> **Directions for this task**: Find the lines with "multiples" in them and copy them out.

> **Dataset entries**:
____

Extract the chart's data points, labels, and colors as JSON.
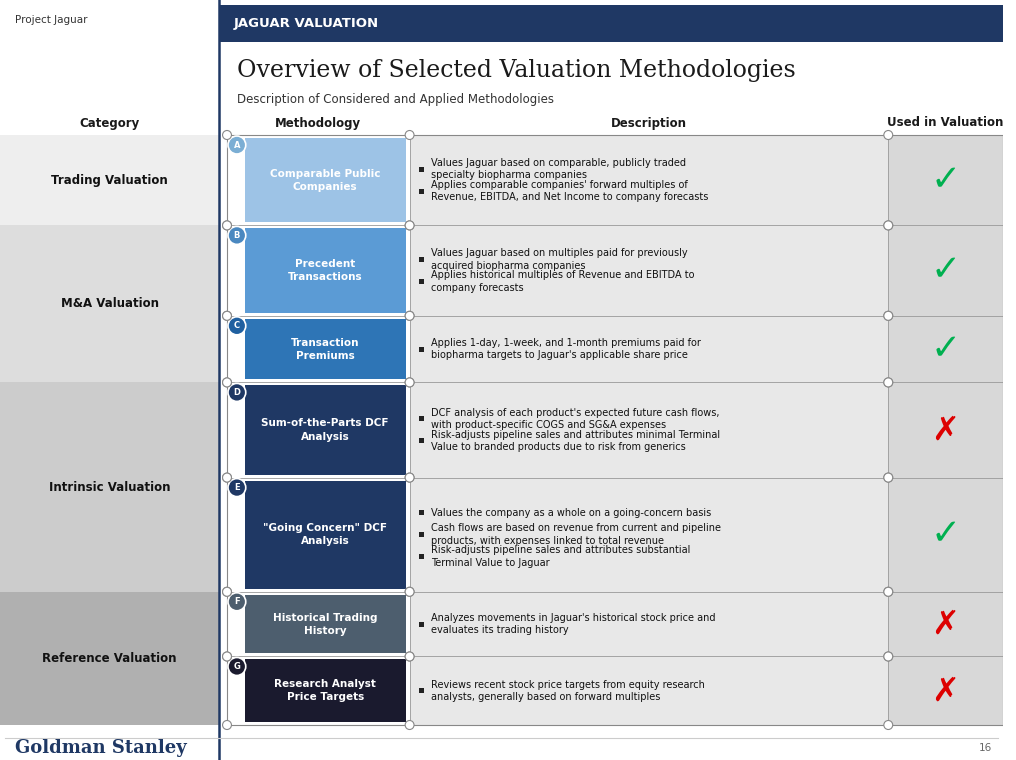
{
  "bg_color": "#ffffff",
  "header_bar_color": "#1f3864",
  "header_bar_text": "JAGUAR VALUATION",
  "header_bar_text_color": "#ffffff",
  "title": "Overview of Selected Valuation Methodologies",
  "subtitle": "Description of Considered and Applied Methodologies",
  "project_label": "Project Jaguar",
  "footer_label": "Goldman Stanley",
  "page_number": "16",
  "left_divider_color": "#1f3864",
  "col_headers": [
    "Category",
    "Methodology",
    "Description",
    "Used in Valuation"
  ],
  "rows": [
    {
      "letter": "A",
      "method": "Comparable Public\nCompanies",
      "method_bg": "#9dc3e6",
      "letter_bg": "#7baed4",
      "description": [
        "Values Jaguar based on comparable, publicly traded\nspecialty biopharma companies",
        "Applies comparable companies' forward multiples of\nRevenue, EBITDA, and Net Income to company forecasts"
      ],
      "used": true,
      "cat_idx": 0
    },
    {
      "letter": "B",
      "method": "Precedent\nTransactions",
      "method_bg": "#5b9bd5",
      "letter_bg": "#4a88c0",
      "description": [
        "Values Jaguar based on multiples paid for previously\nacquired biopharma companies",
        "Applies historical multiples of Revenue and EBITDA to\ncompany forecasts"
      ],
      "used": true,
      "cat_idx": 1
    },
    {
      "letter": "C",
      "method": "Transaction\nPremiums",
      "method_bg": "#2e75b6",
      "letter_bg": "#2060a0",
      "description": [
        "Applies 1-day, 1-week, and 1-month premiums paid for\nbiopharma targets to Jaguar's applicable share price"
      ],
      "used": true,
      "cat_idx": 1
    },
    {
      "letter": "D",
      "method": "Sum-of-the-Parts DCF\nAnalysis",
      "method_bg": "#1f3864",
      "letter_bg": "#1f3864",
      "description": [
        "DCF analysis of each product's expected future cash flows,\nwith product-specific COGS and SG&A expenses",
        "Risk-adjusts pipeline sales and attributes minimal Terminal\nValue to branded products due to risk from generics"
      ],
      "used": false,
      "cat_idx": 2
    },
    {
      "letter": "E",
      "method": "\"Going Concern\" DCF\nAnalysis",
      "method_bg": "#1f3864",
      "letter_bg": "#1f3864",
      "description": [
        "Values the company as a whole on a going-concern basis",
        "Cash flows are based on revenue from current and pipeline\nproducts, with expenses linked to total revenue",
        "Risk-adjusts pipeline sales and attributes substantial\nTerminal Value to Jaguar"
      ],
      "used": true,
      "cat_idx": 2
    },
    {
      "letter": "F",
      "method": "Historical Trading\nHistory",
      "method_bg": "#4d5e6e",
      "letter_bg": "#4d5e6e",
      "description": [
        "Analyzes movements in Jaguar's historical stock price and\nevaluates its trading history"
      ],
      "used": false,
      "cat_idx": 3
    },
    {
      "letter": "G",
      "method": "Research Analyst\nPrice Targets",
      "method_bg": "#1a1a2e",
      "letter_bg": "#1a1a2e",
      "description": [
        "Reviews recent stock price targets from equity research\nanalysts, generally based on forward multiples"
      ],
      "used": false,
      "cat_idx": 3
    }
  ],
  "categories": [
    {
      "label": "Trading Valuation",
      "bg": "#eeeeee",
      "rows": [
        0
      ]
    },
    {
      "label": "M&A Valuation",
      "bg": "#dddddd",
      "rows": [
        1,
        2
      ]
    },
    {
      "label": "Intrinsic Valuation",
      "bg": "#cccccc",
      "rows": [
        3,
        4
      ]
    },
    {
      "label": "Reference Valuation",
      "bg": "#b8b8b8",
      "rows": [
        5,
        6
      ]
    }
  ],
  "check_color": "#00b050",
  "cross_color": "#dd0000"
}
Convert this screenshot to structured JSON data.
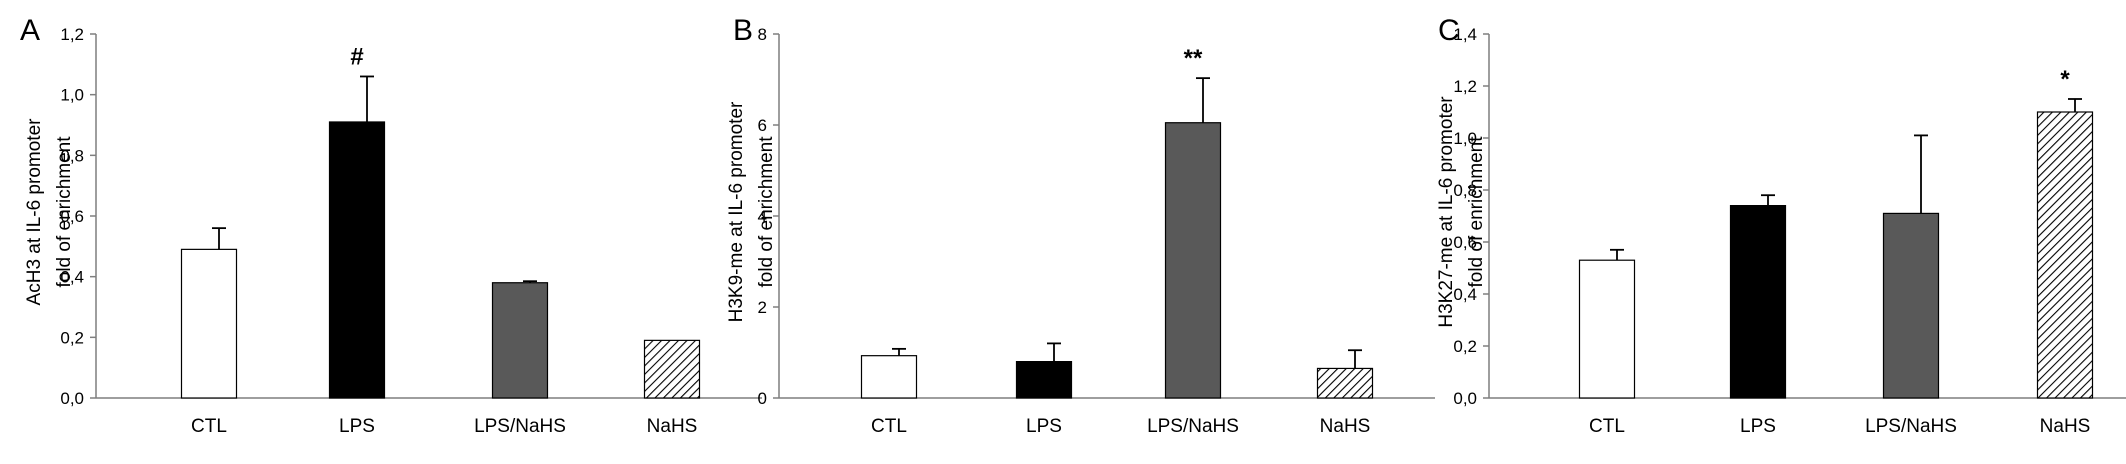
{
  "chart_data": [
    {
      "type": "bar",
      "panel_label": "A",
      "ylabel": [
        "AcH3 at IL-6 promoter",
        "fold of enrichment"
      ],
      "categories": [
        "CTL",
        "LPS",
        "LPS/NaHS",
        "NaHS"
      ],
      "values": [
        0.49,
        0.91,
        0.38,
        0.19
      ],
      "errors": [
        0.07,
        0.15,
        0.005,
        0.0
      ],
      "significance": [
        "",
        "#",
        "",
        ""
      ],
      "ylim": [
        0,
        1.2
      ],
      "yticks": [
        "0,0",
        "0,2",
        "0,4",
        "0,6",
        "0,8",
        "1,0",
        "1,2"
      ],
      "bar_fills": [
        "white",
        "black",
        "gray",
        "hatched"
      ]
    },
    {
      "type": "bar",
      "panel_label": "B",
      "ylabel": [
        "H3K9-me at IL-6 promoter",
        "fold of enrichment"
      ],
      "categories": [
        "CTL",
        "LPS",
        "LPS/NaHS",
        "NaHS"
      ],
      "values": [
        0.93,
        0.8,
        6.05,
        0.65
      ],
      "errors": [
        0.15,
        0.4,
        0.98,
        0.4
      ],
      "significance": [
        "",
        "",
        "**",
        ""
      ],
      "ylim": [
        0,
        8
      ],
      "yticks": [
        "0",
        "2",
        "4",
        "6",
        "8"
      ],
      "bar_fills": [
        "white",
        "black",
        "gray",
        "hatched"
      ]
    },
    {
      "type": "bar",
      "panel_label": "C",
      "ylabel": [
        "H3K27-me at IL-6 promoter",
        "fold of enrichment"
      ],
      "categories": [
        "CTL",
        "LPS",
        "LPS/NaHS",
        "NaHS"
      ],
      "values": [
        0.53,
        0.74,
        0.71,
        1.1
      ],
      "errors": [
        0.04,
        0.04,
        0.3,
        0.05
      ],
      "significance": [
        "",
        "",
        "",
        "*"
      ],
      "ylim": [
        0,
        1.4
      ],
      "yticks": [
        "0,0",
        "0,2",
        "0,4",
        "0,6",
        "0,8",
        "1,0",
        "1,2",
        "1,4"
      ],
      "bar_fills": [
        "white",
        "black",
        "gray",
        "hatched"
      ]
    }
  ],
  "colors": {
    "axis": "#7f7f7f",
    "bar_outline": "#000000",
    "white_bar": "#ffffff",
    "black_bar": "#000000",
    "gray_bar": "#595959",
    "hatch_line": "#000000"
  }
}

____

> **Solution for this task**:
        "Applies comparable companies' forward multiples of\nRevenue, EBITDA, and Net Income to company forecasts"
        "Values Jaguar based on multiples paid for previously\nacquired biopharma companies",
        "Applies historical multiples of Revenue and EBITDA to\ncompany forecasts"
        "Reviews recent stock price targets from equity research\nanalysts, generally based on forward multiples"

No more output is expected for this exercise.